[Entries from a page text dataset]
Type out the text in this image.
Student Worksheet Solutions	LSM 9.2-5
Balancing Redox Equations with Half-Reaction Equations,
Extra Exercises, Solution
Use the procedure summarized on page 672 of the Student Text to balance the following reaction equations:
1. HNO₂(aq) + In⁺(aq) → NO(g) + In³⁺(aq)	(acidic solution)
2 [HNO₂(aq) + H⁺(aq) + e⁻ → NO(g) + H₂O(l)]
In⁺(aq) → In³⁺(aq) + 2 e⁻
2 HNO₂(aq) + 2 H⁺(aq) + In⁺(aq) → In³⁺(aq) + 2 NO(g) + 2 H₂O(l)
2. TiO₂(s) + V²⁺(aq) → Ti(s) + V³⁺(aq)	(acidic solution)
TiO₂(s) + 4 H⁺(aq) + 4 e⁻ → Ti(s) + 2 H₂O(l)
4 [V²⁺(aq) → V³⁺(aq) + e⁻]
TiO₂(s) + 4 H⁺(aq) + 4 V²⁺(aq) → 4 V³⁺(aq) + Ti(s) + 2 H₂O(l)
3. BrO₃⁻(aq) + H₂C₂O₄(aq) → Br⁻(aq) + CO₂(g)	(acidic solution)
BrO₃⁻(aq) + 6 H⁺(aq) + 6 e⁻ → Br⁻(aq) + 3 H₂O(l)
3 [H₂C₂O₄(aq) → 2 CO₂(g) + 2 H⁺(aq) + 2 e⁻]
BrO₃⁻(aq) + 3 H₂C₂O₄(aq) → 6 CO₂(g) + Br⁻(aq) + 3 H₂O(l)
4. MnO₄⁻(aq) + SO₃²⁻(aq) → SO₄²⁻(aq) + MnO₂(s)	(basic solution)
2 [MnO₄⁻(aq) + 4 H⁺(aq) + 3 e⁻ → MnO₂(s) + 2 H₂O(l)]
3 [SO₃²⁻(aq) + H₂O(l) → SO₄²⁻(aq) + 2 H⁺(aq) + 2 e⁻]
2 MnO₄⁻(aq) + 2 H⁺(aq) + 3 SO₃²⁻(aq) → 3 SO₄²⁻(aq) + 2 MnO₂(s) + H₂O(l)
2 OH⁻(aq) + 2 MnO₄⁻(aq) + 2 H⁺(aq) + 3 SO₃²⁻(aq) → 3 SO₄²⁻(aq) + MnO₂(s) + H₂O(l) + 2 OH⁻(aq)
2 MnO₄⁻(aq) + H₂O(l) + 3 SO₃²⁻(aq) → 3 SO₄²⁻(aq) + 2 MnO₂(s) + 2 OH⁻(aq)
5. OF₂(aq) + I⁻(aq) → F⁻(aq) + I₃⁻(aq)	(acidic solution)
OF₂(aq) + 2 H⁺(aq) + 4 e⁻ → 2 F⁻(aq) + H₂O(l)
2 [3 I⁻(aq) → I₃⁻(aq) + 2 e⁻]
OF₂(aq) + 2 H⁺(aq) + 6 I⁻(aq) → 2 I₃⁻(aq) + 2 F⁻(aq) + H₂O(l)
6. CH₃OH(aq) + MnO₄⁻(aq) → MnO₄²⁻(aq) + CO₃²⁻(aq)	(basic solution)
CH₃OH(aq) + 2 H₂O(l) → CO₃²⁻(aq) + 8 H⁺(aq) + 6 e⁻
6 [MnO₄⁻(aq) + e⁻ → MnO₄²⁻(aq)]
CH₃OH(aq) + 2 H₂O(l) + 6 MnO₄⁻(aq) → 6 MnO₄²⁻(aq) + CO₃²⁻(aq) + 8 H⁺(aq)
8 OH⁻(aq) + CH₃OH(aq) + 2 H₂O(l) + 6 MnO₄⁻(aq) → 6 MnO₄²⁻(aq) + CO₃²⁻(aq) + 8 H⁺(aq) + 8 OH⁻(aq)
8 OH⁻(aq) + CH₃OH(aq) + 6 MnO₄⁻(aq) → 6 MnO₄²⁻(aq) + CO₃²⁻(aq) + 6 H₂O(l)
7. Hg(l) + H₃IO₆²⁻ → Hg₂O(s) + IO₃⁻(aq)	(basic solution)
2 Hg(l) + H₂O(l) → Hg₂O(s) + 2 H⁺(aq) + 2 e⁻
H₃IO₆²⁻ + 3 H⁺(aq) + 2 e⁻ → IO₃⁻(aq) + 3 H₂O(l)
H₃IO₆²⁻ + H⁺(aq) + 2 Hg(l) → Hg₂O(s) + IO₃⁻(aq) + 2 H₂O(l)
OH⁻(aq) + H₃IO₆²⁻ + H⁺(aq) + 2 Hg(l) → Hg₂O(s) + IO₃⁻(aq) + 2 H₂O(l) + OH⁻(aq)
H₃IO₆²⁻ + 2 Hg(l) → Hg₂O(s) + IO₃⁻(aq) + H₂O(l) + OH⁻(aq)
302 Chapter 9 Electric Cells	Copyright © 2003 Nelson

• [Try it] Copy the records above exactly, leaving nothing out.

• [Task solution]
Type out the text in this image.
Student Worksheet Solutions	LSM 9.2-5
Balancing Redox Equations with Half-Reaction Equations,
Extra Exercises, Solution
Use the procedure summarized on page 672 of the Student Text to balance the following reaction equations:
1. HNO₂(aq) + In⁺(aq) → NO(g) + In³⁺(aq)	(acidic solution)
2 [HNO₂(aq) + H⁺(aq) + e⁻ → NO(g) + H₂O(l)]
In⁺(aq) → In³⁺(aq) + 2 e⁻
2 HNO₂(aq) + 2 H⁺(aq) + In⁺(aq) → In³⁺(aq) + 2 NO(g) + 2 H₂O(l)
2. TiO₂(s) + V²⁺(aq) → Ti(s) + V³⁺(aq)	(acidic solution)
TiO₂(s) + 4 H⁺(aq) + 4 e⁻ → Ti(s) + 2 H₂O(l)
4 [V²⁺(aq) → V³⁺(aq) + e⁻]
TiO₂(s) + 4 H⁺(aq) + 4 V²⁺(aq) → 4 V³⁺(aq) + Ti(s) + 2 H₂O(l)
3. BrO₃⁻(aq) + H₂C₂O₄(aq) → Br⁻(aq) + CO₂(g)	(acidic solution)
BrO₃⁻(aq) + 6 H⁺(aq) + 6 e⁻ → Br⁻(aq) + 3 H₂O(l)
3 [H₂C₂O₄(aq) → 2 CO₂(g) + 2 H⁺(aq) + 2 e⁻]
BrO₃⁻(aq) + 3 H₂C₂O₄(aq) → 6 CO₂(g) + Br⁻(aq) + 3 H₂O(l)
4. MnO₄⁻(aq) + SO₃²⁻(aq) → SO₄²⁻(aq) + MnO₂(s)	(basic solution)
2 [MnO₄⁻(aq) + 4 H⁺(aq) + 3 e⁻ → MnO₂(s) + 2 H₂O(l)]
3 [SO₃²⁻(aq) + H₂O(l) → SO₄²⁻(aq) + 2 H⁺(aq) + 2 e⁻]
2 MnO₄⁻(aq) + 2 H⁺(aq) + 3 SO₃²⁻(aq) → 3 SO₄²⁻(aq) + 2 MnO₂(s) + H₂O(l)
2 OH⁻(aq) + 2 MnO₄⁻(aq) + 2 H⁺(aq) + 3 SO₃²⁻(aq) → 3 SO₄²⁻(aq) + MnO₂(s) + H₂O(l) + 2 OH⁻(aq)
2 MnO₄⁻(aq) + H₂O(l) + 3 SO₃²⁻(aq) → 3 SO₄²⁻(aq) + 2 MnO₂(s) + 2 OH⁻(aq)
5. OF₂(aq) + I⁻(aq) → F⁻(aq) + I₃⁻(aq)	(acidic solution)
OF₂(aq) + 2 H⁺(aq) + 4 e⁻ → 2 F⁻(aq) + H₂O(l)
2 [3 I⁻(aq) → I₃⁻(aq) + 2 e⁻]
OF₂(aq) + 2 H⁺(aq) + 6 I⁻(aq) → 2 I₃⁻(aq) + 2 F⁻(aq) + H₂O(l)
6. CH₃OH(aq) + MnO₄⁻(aq) → MnO₄²⁻(aq) + CO₃²⁻(aq)	(basic solution)
CH₃OH(aq) + 2 H₂O(l) → CO₃²⁻(aq) + 8 H⁺(aq) + 6 e⁻
6 [MnO₄⁻(aq) + e⁻ → MnO₄²⁻(aq)]
CH₃OH(aq) + 2 H₂O(l) + 6 MnO₄⁻(aq) → 6 MnO₄²⁻(aq) + CO₃²⁻(aq) + 8 H⁺(aq)
8 OH⁻(aq) + CH₃OH(aq) + 2 H₂O(l) + 6 MnO₄⁻(aq) → 6 MnO₄²⁻(aq) + CO₃²⁻(aq) + 8 H⁺(aq) + 8 OH⁻(aq)
8 OH⁻(aq) + CH₃OH(aq) + 6 MnO₄⁻(aq) → 6 MnO₄²⁻(aq) + CO₃²⁻(aq) + 6 H₂O(l)
7. Hg(l) + H₃IO₆²⁻ → Hg₂O(s) + IO₃⁻(aq)	(basic solution)
2 Hg(l) + H₂O(l) → Hg₂O(s) + 2 H⁺(aq) + 2 e⁻
H₃IO₆²⁻ + 3 H⁺(aq) + 2 e⁻ → IO₃⁻(aq) + 3 H₂O(l)
H₃IO₆²⁻ + H⁺(aq) + 2 Hg(l) → Hg₂O(s) + IO₃⁻(aq) + 2 H₂O(l)
OH⁻(aq) + H₃IO₆²⁻ + H⁺(aq) + 2 Hg(l) → Hg₂O(s) + IO₃⁻(aq) + 2 H₂O(l) + OH⁻(aq)
H₃IO₆²⁻ + 2 Hg(l) → Hg₂O(s) + IO₃⁻(aq) + H₂O(l) + OH⁻(aq)
302 Chapter 9 Electric Cells	Copyright © 2003 Nelson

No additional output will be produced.